■ **TASK**: Locate the lines where "Constr" occurs and copy them as they stand.

━━━━━━━━

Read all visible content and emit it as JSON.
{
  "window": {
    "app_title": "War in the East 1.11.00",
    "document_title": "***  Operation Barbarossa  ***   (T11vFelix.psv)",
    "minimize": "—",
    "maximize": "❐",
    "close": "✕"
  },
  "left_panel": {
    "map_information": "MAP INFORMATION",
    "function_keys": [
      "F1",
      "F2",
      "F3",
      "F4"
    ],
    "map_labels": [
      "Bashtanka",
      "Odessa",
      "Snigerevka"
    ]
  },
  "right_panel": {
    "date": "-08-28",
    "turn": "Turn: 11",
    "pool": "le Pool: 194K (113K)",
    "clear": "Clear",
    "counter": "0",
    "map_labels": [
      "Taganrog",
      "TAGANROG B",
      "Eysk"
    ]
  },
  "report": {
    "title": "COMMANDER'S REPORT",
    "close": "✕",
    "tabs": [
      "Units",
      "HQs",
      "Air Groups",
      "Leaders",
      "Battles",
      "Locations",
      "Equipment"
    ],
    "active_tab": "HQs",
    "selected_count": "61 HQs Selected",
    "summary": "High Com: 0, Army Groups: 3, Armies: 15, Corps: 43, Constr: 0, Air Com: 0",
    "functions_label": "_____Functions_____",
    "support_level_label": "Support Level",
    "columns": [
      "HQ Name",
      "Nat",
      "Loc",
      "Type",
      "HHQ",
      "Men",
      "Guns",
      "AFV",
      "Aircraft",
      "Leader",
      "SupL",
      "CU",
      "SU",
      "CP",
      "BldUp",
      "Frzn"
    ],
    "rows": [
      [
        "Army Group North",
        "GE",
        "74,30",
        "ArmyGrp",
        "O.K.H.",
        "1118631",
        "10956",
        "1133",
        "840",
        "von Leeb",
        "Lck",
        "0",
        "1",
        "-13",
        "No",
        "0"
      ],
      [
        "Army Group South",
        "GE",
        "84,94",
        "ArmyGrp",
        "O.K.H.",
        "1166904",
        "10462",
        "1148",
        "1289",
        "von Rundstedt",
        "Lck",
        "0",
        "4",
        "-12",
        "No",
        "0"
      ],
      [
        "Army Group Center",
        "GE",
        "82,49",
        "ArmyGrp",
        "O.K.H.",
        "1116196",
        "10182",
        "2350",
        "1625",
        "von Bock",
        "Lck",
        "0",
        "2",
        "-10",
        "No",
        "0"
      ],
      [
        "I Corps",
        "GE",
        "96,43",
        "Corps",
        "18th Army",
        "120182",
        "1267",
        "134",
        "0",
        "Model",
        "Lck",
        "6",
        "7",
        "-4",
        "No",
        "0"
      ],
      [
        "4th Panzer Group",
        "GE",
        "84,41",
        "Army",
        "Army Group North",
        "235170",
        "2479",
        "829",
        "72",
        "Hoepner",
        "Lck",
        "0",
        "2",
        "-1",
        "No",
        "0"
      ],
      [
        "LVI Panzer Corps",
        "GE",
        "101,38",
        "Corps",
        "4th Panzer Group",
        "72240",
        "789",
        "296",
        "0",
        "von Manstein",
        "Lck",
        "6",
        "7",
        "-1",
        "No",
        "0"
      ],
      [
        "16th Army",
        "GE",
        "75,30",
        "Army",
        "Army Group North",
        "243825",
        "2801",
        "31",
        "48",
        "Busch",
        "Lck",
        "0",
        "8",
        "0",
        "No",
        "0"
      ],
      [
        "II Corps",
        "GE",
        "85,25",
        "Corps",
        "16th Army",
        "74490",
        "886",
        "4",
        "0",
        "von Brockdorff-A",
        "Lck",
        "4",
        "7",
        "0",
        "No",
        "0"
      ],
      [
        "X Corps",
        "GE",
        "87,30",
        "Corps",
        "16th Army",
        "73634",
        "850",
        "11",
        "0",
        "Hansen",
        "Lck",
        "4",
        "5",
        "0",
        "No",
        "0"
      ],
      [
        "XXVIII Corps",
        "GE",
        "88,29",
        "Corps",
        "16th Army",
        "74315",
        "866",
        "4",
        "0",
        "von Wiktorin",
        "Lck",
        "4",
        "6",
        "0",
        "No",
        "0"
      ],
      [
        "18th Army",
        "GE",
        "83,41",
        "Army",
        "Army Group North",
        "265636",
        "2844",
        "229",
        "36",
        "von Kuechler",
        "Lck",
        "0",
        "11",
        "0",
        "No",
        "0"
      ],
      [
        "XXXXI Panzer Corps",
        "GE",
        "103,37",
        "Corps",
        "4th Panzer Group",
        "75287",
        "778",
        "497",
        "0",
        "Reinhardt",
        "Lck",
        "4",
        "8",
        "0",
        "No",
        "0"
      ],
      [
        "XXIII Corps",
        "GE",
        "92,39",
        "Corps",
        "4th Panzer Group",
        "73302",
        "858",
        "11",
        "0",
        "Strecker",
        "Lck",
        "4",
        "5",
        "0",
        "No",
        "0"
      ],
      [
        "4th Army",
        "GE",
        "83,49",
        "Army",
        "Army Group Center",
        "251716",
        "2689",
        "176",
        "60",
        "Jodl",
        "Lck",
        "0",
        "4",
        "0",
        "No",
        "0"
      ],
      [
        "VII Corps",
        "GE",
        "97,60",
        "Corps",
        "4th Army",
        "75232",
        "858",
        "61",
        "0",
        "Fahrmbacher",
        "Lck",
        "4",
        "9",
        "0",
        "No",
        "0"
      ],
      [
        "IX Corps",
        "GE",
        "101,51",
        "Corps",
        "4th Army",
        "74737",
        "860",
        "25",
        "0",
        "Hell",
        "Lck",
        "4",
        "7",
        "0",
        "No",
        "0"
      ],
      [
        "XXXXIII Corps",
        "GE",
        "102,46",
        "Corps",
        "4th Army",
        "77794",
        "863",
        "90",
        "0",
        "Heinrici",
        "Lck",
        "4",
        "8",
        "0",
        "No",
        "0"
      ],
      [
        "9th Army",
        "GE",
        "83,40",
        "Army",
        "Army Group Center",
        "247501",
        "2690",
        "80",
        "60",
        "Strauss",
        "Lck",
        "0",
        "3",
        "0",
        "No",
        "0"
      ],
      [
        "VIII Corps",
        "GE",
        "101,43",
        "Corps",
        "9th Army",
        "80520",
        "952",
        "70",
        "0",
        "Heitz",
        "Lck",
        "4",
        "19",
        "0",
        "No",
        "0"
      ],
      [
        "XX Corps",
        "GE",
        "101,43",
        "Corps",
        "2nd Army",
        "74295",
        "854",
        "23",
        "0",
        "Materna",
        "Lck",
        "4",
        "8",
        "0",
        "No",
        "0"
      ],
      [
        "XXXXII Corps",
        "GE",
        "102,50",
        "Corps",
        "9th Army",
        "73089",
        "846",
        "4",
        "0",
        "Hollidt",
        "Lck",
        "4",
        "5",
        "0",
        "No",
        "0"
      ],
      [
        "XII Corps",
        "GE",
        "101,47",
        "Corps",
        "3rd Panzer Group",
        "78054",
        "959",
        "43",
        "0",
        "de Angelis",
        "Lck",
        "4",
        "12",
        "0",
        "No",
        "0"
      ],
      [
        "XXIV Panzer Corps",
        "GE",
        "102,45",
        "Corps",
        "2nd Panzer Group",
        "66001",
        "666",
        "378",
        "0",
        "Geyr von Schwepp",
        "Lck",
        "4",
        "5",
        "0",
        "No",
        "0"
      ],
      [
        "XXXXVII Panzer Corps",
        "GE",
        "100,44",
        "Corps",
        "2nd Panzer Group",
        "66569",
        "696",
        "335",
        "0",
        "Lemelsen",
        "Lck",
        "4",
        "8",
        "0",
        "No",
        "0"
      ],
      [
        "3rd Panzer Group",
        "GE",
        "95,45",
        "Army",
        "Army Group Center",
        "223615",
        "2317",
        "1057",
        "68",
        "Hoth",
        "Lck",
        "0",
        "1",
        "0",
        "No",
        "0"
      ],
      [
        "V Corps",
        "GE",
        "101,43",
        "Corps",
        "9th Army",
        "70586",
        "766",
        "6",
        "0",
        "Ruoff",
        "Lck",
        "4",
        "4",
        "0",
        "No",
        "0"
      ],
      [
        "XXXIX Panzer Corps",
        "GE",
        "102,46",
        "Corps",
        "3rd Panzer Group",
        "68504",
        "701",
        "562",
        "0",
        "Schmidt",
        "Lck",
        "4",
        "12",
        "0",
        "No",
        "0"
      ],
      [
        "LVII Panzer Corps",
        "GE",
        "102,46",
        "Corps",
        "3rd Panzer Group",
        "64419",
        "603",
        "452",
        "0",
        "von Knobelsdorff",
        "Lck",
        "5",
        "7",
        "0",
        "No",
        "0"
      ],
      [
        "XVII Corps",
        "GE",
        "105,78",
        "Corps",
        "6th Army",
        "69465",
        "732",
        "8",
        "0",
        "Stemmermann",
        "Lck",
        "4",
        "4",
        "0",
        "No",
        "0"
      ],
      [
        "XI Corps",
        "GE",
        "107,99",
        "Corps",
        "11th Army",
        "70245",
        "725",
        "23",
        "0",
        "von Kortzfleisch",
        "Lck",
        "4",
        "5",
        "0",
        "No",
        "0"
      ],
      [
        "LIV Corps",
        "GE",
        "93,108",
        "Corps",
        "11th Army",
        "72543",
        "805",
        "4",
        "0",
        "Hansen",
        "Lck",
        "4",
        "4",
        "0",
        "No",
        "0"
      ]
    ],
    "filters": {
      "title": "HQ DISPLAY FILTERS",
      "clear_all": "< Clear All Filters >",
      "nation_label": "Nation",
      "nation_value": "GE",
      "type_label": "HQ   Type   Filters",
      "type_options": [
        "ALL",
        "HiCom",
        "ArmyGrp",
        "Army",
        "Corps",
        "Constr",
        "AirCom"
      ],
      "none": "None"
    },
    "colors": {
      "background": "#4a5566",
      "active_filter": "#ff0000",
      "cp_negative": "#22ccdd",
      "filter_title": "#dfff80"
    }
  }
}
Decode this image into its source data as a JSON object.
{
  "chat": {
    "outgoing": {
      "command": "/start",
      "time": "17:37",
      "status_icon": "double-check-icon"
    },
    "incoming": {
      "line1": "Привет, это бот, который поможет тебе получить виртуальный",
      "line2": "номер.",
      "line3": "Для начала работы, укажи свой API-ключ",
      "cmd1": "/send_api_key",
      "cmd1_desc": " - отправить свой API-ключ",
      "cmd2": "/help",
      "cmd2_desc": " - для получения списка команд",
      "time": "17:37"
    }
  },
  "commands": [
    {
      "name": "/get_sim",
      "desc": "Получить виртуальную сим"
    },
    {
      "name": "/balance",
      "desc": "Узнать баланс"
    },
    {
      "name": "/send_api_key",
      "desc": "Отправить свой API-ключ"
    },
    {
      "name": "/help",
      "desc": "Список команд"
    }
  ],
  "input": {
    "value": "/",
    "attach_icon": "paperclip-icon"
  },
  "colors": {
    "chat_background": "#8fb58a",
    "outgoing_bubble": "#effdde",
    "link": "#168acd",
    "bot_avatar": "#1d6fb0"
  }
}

━━━━━━━━

■ **SOLVED PROBLEM**:
    "summary": "High Com: 0, Army Groups: 3, Armies: 15, Corps: 43, Constr: 0, Air Com: 0",
        "Constr",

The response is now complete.